→ **To be done**:
• a. From the passage on the origins of the flapper, reproduce the text from "Coco Chanel not" to "and Louise Brooks.".
• b. Translate into Spanish this sentence from the flapper passage: "Hemlines were already rising as the twenties started picking up steam."

======== Document extract

See part one of The 1920s Woman
Although the Flapper didn’t truly come into her own in the United States until well into the Roaring ’20s, the term ‘flapper’ has roots in post-World War I Great Britain. Originally, it referred to “a young girl, still somewhat awkward in movement and who had not yet entered womanhood.” (Flappers in the Roaring Twenties) G. Stanley Hall described his discovery of the term in the June 1922 edition of Atlantic Monthly.
[T]he dictionary set me right by defining the word as a fledgling, yet in the nest, and vainly attempting to fly while its wings have only pinfeathers; and I recognized that the genius of ‘slanguage’ had made the squab the symbol of budding girlhood.
Across the Pond, a flapper was defined as “a giddy, attractive, and slightly unconventional young thing who in [H.L] Mencken’s words, ‘was a somewhat foolish girl, full of wild surmises and inclined to revolt against the precepts and admonitions of her elders’” according to William and Mary Morris’ Dictionary of Word and Phrase Origins. (Flappers in the Roaring Twenties)
The Great War wiped out nearly a whole generation of young men and young women were no longer willing to sit on the sidelines waiting for decorum to bring a suitable beau. They had real jobs, many for the first time, during the war and were enjoying new-found independence. Many considered this new lifestyle outrageous, immoral, or downright dangerous because this generation of young women pushed the barriers of economic, political, and sexual freedom. (Flappers)
Young men who returned after the war were very different, too. Together, these young men and women broke away from the old set of values.
By the time the 1920s rolled around, Prohibition was fully entrenched in America. This didn’t deter the younger generation. An explosion of private clubs and speakeasies provided places to gather, socialize, listen to music, dance, watch floor shows, and drink alcohol.
The Roaring ’20s was also known as the Jazz Age, partly due to Prohibition. The Harlem Renaissance that started in the 1910s was considered the “golden age in African American culture, manifesting in literature, music, stage performance, and art.” (Harlem Renaissance) A new, uniquely American sound that became known as jazz was radiating out of Harlem. The Jazz Age was in full swing by the 1920s and was often the music of choice at speakeasies.
Jazz was attractive to young people and they wanted to be part of that cultural cutting edge. Harlem’s nightlife featured some of the most celebrated African American musicians, singers, and dancers of the day. Integrated ballrooms were common.
The joint was really jumping, and it was impossible to move to jazz in a corset and floor-length dress. Hemlines were already rising as the twenties started picking up steam. By the mid-’20s, the fashion and image of the flapper were quite identifiable. It was all about freedom of movement with a side of androgyny.
Coco Chanel not only created the first ‘little black dress’ in 1926, but she is also the one who popularized the ‘garconne’ (little boy) look. Women flattened their chests using strips of cloth to bind their breasts to try to resemble a boy. The square neckline helped to reinforce this image. The bob haircut was popularized by celebrities such as Colleen Moore and Louise Brooks.

================
======== Raw data

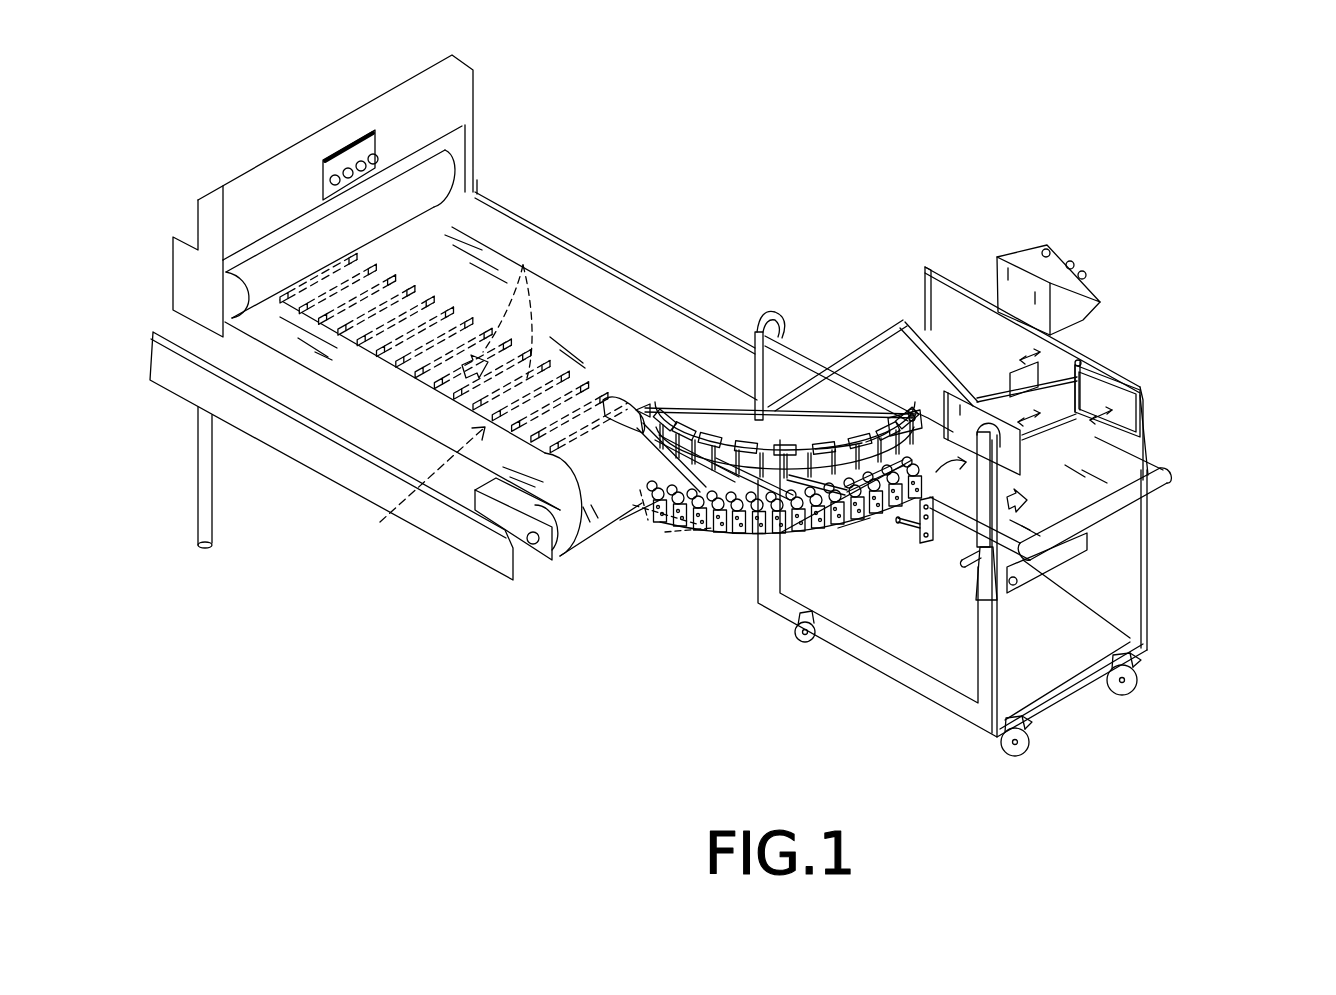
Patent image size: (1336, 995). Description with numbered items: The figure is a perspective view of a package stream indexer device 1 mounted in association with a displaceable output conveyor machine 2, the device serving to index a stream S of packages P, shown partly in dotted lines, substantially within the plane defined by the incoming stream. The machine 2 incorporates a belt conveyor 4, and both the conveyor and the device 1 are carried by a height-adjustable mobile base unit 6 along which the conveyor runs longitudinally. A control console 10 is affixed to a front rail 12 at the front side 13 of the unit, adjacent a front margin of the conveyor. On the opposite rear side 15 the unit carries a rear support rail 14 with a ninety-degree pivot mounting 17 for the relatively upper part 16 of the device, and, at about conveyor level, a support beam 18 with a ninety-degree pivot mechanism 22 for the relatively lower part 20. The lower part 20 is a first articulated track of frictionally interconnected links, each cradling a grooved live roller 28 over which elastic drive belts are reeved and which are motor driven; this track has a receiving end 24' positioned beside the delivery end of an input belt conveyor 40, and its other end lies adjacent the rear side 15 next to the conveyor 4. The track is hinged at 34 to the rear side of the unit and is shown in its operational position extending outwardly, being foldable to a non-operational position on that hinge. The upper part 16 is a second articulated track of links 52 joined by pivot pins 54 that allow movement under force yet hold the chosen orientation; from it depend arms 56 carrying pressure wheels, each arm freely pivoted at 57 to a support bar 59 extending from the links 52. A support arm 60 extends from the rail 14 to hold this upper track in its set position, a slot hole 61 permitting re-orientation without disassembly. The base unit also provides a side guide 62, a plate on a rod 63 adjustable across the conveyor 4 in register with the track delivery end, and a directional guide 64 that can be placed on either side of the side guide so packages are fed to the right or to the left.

The package stream indexer device 1 is at (675, 620).
The displaceable output conveyor machine 2 is at (1150, 330).
The belt conveyor 4 is at (890, 340).
The mobile base unit 6 is at (923, 687).
The control console 10 is at (1027, 247).
The front rail 12 is at (1137, 380).
The front side 13 is at (1183, 472).
The rear support rail 14 is at (793, 350).
The rear side 15 is at (992, 650).
The relatively upper part 16 is at (733, 417).
The 90° pivot mounting 17 is at (773, 312).
The support beam 18 is at (957, 540).
The relatively lower part 20 is at (747, 555).
The 90° pivot mechanism 22 is at (922, 540).
The receiving end 24' is at (670, 548).
The grooved live roller 28 is at (842, 525).
The hinge 34 is at (907, 527).
The input belt conveyor 40 is at (532, 578).
The links 52 is at (832, 422).
The pivot pins 54 is at (862, 417).
The arms 56 is at (637, 437).
The pivot 57 is at (613, 417).
The support bars 59 is at (643, 417).
The support arm 60 is at (710, 412).
The slot hole 61 is at (650, 417).
The side guide 62 is at (947, 398).
The rod 63 is at (1108, 365).
The directional guide 64 is at (1022, 363).
The packages P is at (507, 302).
The stream S is at (423, 490).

================

→ **Set of answers**:
• a.
Coco Chanel not only created the first ‘little black dress’ in 1926, but she is also the one who popularized the ‘garconne’ (little boy) look. Women flattened their chests using strips of cloth to bind their breasts to try to resemble a boy. The square neckline helped to reinforce this image. The bob haircut was popularized by celebrities such as Colleen Moore and Louise Brooks.

• b. Los dobladillos ya estaban subiendo a medida que los años veinte empezaban a cobrar impulso.